▸ WHAT IS BEING ASKED: Output every entry exactly as written.

▸ GIVEN ENTRIES:
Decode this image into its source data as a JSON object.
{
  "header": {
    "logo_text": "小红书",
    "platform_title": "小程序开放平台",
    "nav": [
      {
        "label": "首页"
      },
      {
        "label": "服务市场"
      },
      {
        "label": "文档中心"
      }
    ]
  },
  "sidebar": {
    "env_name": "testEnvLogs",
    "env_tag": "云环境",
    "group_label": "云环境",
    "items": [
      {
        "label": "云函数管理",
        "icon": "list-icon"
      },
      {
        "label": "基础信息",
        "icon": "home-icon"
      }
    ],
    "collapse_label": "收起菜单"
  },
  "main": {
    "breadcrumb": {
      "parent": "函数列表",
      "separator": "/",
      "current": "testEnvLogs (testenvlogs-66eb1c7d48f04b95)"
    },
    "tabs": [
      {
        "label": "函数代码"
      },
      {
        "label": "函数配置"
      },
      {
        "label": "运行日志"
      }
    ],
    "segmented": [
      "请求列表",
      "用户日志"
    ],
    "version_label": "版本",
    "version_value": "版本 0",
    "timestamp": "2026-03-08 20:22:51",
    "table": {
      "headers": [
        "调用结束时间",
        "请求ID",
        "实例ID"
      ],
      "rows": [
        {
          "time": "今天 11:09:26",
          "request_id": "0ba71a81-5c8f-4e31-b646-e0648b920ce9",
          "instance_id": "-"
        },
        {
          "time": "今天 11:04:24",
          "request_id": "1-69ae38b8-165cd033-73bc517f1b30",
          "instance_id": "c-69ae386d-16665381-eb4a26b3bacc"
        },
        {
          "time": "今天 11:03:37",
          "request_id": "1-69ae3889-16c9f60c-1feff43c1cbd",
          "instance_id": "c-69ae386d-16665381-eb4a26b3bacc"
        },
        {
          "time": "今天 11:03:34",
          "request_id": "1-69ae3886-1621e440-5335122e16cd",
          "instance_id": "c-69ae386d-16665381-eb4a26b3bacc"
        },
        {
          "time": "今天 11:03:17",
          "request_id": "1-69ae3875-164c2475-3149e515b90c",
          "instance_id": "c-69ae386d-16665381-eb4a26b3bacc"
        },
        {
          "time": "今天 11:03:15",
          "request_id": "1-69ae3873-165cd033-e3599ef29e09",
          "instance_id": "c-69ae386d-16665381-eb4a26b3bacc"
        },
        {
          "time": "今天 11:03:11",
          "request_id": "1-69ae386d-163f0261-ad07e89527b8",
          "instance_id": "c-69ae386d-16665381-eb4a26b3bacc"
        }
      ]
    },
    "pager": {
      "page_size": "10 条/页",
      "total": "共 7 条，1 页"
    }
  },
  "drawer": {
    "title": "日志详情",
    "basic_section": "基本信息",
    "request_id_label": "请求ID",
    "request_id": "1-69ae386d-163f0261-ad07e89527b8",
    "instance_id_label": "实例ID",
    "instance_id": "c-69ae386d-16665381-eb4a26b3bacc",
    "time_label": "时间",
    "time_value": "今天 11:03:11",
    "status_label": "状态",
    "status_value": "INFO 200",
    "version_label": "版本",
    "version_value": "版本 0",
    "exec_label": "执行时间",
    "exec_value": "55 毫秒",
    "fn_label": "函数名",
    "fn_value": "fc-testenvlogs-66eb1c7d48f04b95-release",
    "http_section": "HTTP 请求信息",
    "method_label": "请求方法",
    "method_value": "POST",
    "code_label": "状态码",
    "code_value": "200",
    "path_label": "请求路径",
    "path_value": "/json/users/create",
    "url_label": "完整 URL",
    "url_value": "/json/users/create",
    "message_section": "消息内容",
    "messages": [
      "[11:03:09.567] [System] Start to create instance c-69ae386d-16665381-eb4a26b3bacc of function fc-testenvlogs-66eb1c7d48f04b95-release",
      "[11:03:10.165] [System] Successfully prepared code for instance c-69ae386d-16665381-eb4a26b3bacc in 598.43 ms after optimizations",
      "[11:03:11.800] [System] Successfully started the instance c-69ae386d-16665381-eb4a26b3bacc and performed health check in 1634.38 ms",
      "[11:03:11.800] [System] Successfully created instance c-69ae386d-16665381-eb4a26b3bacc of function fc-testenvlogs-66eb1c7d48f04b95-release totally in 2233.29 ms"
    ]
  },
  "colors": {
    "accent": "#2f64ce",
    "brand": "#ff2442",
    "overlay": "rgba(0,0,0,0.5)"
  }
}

▸ WRITTEN ANSWER:
Decode this image into its source data as a JSON object.
{
  "header": {
    "logo_text": "小红书",
    "platform_title": "小程序开放平台",
    "nav": [
      {
        "label": "首页"
      },
      {
        "label": "服务市场"
      },
      {
        "label": "文档中心"
      }
    ]
  },
  "sidebar": {
    "env_name": "testEnvLogs",
    "env_tag": "云环境",
    "group_label": "云环境",
    "items": [
      {
        "label": "云函数管理",
        "icon": "list-icon"
      },
      {
        "label": "基础信息",
        "icon": "home-icon"
      }
    ],
    "collapse_label": "收起菜单"
  },
  "main": {
    "breadcrumb": {
      "parent": "函数列表",
      "separator": "/",
      "current": "testEnvLogs (testenvlogs-66eb1c7d48f04b95)"
    },
    "tabs": [
      {
        "label": "函数代码"
      },
      {
        "label": "函数配置"
      },
      {
        "label": "运行日志"
      }
    ],
    "segmented": [
      "请求列表",
      "用户日志"
    ],
    "version_label": "版本",
    "version_value": "版本 0",
    "timestamp": "2026-03-08 20:22:51",
    "table": {
      "headers": [
        "调用结束时间",
        "请求ID",
        "实例ID"
      ],
      "rows": [
        {
          "time": "今天 11:09:26",
          "request_id": "0ba71a81-5c8f-4e31-b646-e0648b920ce9",
          "instance_id": "-"
        },
        {
          "time": "今天 11:04:24",
          "request_id": "1-69ae38b8-165cd033-73bc517f1b30",
          "instance_id": "c-69ae386d-16665381-eb4a26b3bacc"
        },
        {
          "time": "今天 11:03:37",
          "request_id": "1-69ae3889-16c9f60c-1feff43c1cbd",
          "instance_id": "c-69ae386d-16665381-eb4a26b3bacc"
        },
        {
          "time": "今天 11:03:34",
          "request_id": "1-69ae3886-1621e440-5335122e16cd",
          "instance_id": "c-69ae386d-16665381-eb4a26b3bacc"
        },
        {
          "time": "今天 11:03:17",
          "request_id": "1-69ae3875-164c2475-3149e515b90c",
          "instance_id": "c-69ae386d-16665381-eb4a26b3bacc"
        },
        {
          "time": "今天 11:03:15",
          "request_id": "1-69ae3873-165cd033-e3599ef29e09",
          "instance_id": "c-69ae386d-16665381-eb4a26b3bacc"
        },
        {
          "time": "今天 11:03:11",
          "request_id": "1-69ae386d-163f0261-ad07e89527b8",
          "instance_id": "c-69ae386d-16665381-eb4a26b3bacc"
        }
      ]
    },
    "pager": {
      "page_size": "10 条/页",
      "total": "共 7 条，1 页"
    }
  },
  "drawer": {
    "title": "日志详情",
    "basic_section": "基本信息",
    "request_id_label": "请求ID",
    "request_id": "1-69ae386d-163f0261-ad07e89527b8",
    "instance_id_label": "实例ID",
    "instance_id": "c-69ae386d-16665381-eb4a26b3bacc",
    "time_label": "时间",
    "time_value": "今天 11:03:11",
    "status_label": "状态",
    "status_value": "INFO 200",
    "version_label": "版本",
    "version_value": "版本 0",
    "exec_label": "执行时间",
    "exec_value": "55 毫秒",
    "fn_label": "函数名",
    "fn_value": "fc-testenvlogs-66eb1c7d48f04b95-release",
    "http_section": "HTTP 请求信息",
    "method_label": "请求方法",
    "method_value": "POST",
    "code_label": "状态码",
    "code_value": "200",
    "path_label": "请求路径",
    "path_value": "/json/users/create",
    "url_label": "完整 URL",
    "url_value": "/json/users/create",
    "message_section": "消息内容",
    "messages": [
      "[11:03:09.567] [System] Start to create instance c-69ae386d-16665381-eb4a26b3bacc of function fc-testenvlogs-66eb1c7d48f04b95-release",
      "[11:03:10.165] [System] Successfully prepared code for instance c-69ae386d-16665381-eb4a26b3bacc in 598.43 ms after optimizations",
      "[11:03:11.800] [System] Successfully started the instance c-69ae386d-16665381-eb4a26b3bacc and performed health check in 1634.38 ms",
      "[11:03:11.800] [System] Successfully created instance c-69ae386d-16665381-eb4a26b3bacc of function fc-testenvlogs-66eb1c7d48f04b95-release totally in 2233.29 ms"
    ]
  },
  "colors": {
    "accent": "#2f64ce",
    "brand": "#ff2442",
    "overlay": "rgba(0,0,0,0.5)"
  }
}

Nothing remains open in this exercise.